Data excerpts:
▼▼▼

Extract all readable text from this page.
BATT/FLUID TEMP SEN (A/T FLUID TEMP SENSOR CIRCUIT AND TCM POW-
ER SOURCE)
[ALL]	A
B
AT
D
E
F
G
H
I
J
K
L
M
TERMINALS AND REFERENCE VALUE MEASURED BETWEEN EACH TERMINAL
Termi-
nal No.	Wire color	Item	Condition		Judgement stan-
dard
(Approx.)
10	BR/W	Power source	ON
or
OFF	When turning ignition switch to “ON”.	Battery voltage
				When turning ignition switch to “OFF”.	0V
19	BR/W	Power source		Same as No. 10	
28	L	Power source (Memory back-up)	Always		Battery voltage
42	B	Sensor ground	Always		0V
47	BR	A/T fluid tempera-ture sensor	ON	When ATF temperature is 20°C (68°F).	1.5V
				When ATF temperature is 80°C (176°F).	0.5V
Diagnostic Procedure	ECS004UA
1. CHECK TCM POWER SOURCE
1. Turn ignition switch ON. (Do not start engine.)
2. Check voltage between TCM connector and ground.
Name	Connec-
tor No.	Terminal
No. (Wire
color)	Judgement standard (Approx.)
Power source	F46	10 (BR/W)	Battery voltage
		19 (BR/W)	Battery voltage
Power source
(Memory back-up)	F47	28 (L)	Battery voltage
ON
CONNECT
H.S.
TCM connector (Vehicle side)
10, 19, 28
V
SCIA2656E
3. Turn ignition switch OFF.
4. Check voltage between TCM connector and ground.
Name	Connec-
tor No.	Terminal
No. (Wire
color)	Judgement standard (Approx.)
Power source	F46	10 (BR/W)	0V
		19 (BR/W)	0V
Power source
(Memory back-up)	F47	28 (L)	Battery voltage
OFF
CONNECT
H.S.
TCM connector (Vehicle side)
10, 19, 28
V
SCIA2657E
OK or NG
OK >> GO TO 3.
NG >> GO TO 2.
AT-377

▲▲▲

▸ What to produce: Find the lines with the string "ground" and reproduce them.

▸ Full response:
42	B	Sensor ground	Always		0V
2. Check voltage between TCM connector and ground.
4. Check voltage between TCM connector and ground.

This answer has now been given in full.